▶ Exercise description
Here are some records. Copy each one exactly.

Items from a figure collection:
+ + + + +

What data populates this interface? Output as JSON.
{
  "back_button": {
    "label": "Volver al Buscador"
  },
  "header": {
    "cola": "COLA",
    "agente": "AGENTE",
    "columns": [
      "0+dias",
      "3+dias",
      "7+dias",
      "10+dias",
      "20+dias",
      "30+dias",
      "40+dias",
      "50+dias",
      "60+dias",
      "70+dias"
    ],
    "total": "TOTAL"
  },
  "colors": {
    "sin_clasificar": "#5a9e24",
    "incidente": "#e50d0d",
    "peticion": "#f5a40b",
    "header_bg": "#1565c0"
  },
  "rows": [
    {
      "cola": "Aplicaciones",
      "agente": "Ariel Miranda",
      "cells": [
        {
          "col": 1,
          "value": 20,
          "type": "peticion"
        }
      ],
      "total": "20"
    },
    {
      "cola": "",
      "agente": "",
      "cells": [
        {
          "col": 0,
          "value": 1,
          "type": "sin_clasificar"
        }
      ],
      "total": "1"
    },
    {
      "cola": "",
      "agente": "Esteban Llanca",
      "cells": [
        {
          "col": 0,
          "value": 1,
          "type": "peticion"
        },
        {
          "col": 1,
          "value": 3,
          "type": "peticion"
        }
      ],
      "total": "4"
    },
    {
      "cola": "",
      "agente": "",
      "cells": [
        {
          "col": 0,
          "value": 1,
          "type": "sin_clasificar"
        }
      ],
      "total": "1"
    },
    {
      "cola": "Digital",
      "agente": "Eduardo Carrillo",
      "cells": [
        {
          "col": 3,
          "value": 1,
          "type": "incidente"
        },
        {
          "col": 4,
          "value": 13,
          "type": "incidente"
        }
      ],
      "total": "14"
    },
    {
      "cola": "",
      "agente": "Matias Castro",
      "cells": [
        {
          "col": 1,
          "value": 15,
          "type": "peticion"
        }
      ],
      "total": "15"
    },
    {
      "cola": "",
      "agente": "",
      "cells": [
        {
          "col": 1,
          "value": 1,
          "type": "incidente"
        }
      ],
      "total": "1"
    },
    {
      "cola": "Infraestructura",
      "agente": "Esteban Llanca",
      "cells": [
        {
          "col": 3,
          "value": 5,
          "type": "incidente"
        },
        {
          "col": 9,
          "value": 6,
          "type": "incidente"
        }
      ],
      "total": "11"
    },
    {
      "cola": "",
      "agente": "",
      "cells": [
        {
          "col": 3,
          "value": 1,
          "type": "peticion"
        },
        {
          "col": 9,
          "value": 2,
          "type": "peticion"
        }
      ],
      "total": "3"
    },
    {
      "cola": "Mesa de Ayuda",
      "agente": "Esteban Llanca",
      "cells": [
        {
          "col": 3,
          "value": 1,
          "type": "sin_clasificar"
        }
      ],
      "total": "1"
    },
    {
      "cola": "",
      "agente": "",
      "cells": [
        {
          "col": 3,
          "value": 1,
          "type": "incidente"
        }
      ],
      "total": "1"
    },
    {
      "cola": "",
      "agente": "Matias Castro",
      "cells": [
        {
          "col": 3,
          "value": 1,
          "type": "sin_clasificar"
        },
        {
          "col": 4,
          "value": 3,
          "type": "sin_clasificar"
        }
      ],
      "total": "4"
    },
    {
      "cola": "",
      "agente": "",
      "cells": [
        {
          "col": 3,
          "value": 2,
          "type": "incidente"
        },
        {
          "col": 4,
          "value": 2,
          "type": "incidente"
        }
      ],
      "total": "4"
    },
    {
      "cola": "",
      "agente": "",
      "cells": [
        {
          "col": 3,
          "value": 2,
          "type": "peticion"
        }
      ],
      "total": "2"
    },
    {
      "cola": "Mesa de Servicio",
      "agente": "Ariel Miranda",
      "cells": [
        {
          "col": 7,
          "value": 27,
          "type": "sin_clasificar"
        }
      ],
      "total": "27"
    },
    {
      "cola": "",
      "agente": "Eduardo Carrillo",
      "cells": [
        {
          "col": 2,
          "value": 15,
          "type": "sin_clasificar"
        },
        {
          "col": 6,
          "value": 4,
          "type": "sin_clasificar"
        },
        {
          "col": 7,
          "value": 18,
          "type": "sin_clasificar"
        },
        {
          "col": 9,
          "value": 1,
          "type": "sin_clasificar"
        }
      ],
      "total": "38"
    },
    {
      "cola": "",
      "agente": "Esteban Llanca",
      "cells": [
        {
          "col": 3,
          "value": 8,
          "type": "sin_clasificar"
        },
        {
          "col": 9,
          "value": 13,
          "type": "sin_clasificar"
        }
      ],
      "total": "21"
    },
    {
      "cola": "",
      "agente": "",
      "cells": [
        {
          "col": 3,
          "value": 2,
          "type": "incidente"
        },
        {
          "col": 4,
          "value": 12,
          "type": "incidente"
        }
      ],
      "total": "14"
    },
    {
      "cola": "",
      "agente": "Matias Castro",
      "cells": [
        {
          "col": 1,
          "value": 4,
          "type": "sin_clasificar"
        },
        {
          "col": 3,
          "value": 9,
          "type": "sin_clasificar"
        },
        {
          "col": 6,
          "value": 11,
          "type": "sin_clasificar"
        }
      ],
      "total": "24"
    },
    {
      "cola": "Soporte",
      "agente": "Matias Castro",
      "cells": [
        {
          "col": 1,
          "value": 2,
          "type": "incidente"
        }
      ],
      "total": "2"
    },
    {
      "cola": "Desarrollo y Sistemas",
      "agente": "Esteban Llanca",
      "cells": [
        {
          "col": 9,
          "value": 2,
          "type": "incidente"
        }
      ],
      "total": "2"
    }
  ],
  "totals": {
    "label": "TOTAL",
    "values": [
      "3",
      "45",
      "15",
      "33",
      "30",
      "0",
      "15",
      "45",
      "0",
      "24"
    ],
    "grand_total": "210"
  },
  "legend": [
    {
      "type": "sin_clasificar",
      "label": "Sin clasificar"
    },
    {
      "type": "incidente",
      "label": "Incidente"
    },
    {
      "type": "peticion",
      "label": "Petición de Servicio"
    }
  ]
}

+ + + + +

▶ Reply to the exercise
What data populates this interface? Output as JSON.
{
  "back_button": {
    "label": "Volver al Buscador"
  },
  "header": {
    "cola": "COLA",
    "agente": "AGENTE",
    "columns": [
      "0+dias",
      "3+dias",
      "7+dias",
      "10+dias",
      "20+dias",
      "30+dias",
      "40+dias",
      "50+dias",
      "60+dias",
      "70+dias"
    ],
    "total": "TOTAL"
  },
  "colors": {
    "sin_clasificar": "#5a9e24",
    "incidente": "#e50d0d",
    "peticion": "#f5a40b",
    "header_bg": "#1565c0"
  },
  "rows": [
    {
      "cola": "Aplicaciones",
      "agente": "Ariel Miranda",
      "cells": [
        {
          "col": 1,
          "value": 20,
          "type": "peticion"
        }
      ],
      "total": "20"
    },
    {
      "cola": "",
      "agente": "",
      "cells": [
        {
          "col": 0,
          "value": 1,
          "type": "sin_clasificar"
        }
      ],
      "total": "1"
    },
    {
      "cola": "",
      "agente": "Esteban Llanca",
      "cells": [
        {
          "col": 0,
          "value": 1,
          "type": "peticion"
        },
        {
          "col": 1,
          "value": 3,
          "type": "peticion"
        }
      ],
      "total": "4"
    },
    {
      "cola": "",
      "agente": "",
      "cells": [
        {
          "col": 0,
          "value": 1,
          "type": "sin_clasificar"
        }
      ],
      "total": "1"
    },
    {
      "cola": "Digital",
      "agente": "Eduardo Carrillo",
      "cells": [
        {
          "col": 3,
          "value": 1,
          "type": "incidente"
        },
        {
          "col": 4,
          "value": 13,
          "type": "incidente"
        }
      ],
      "total": "14"
    },
    {
      "cola": "",
      "agente": "Matias Castro",
      "cells": [
        {
          "col": 1,
          "value": 15,
          "type": "peticion"
        }
      ],
      "total": "15"
    },
    {
      "cola": "",
      "agente": "",
      "cells": [
        {
          "col": 1,
          "value": 1,
          "type": "incidente"
        }
      ],
      "total": "1"
    },
    {
      "cola": "Infraestructura",
      "agente": "Esteban Llanca",
      "cells": [
        {
          "col": 3,
          "value": 5,
          "type": "incidente"
        },
        {
          "col": 9,
          "value": 6,
          "type": "incidente"
        }
      ],
      "total": "11"
    },
    {
      "cola": "",
      "agente": "",
      "cells": [
        {
          "col": 3,
          "value": 1,
          "type": "peticion"
        },
        {
          "col": 9,
          "value": 2,
          "type": "peticion"
        }
      ],
      "total": "3"
    },
    {
      "cola": "Mesa de Ayuda",
      "agente": "Esteban Llanca",
      "cells": [
        {
          "col": 3,
          "value": 1,
          "type": "sin_clasificar"
        }
      ],
      "total": "1"
    },
    {
      "cola": "",
      "agente": "",
      "cells": [
        {
          "col": 3,
          "value": 1,
          "type": "incidente"
        }
      ],
      "total": "1"
    },
    {
      "cola": "",
      "agente": "Matias Castro",
      "cells": [
        {
          "col": 3,
          "value": 1,
          "type": "sin_clasificar"
        },
        {
          "col": 4,
          "value": 3,
          "type": "sin_clasificar"
        }
      ],
      "total": "4"
    },
    {
      "cola": "",
      "agente": "",
      "cells": [
        {
          "col": 3,
          "value": 2,
          "type": "incidente"
        },
        {
          "col": 4,
          "value": 2,
          "type": "incidente"
        }
      ],
      "total": "4"
    },
    {
      "cola": "",
      "agente": "",
      "cells": [
        {
          "col": 3,
          "value": 2,
          "type": "peticion"
        }
      ],
      "total": "2"
    },
    {
      "cola": "Mesa de Servicio",
      "agente": "Ariel Miranda",
      "cells": [
        {
          "col": 7,
          "value": 27,
          "type": "sin_clasificar"
        }
      ],
      "total": "27"
    },
    {
      "cola": "",
      "agente": "Eduardo Carrillo",
      "cells": [
        {
          "col": 2,
          "value": 15,
          "type": "sin_clasificar"
        },
        {
          "col": 6,
          "value": 4,
          "type": "sin_clasificar"
        },
        {
          "col": 7,
          "value": 18,
          "type": "sin_clasificar"
        },
        {
          "col": 9,
          "value": 1,
          "type": "sin_clasificar"
        }
      ],
      "total": "38"
    },
    {
      "cola": "",
      "agente": "Esteban Llanca",
      "cells": [
        {
          "col": 3,
          "value": 8,
          "type": "sin_clasificar"
        },
        {
          "col": 9,
          "value": 13,
          "type": "sin_clasificar"
        }
      ],
      "total": "21"
    },
    {
      "cola": "",
      "agente": "",
      "cells": [
        {
          "col": 3,
          "value": 2,
          "type": "incidente"
        },
        {
          "col": 4,
          "value": 12,
          "type": "incidente"
        }
      ],
      "total": "14"
    },
    {
      "cola": "",
      "agente": "Matias Castro",
      "cells": [
        {
          "col": 1,
          "value": 4,
          "type": "sin_clasificar"
        },
        {
          "col": 3,
          "value": 9,
          "type": "sin_clasificar"
        },
        {
          "col": 6,
          "value": 11,
          "type": "sin_clasificar"
        }
      ],
      "total": "24"
    },
    {
      "cola": "Soporte",
      "agente": "Matias Castro",
      "cells": [
        {
          "col": 1,
          "value": 2,
          "type": "incidente"
        }
      ],
      "total": "2"
    },
    {
      "cola": "Desarrollo y Sistemas",
      "agente": "Esteban Llanca",
      "cells": [
        {
          "col": 9,
          "value": 2,
          "type": "incidente"
        }
      ],
      "total": "2"
    }
  ],
  "totals": {
    "label": "TOTAL",
    "values": [
      "3",
      "45",
      "15",
      "33",
      "30",
      "0",
      "15",
      "45",
      "0",
      "24"
    ],
    "grand_total": "210"
  },
  "legend": [
    {
      "type": "sin_clasificar",
      "label": "Sin clasificar"
    },
    {
      "type": "incidente",
      "label": "Incidente"
    },
    {
      "type": "peticion",
      "label": "Petición de Servicio"
    }
  ]
}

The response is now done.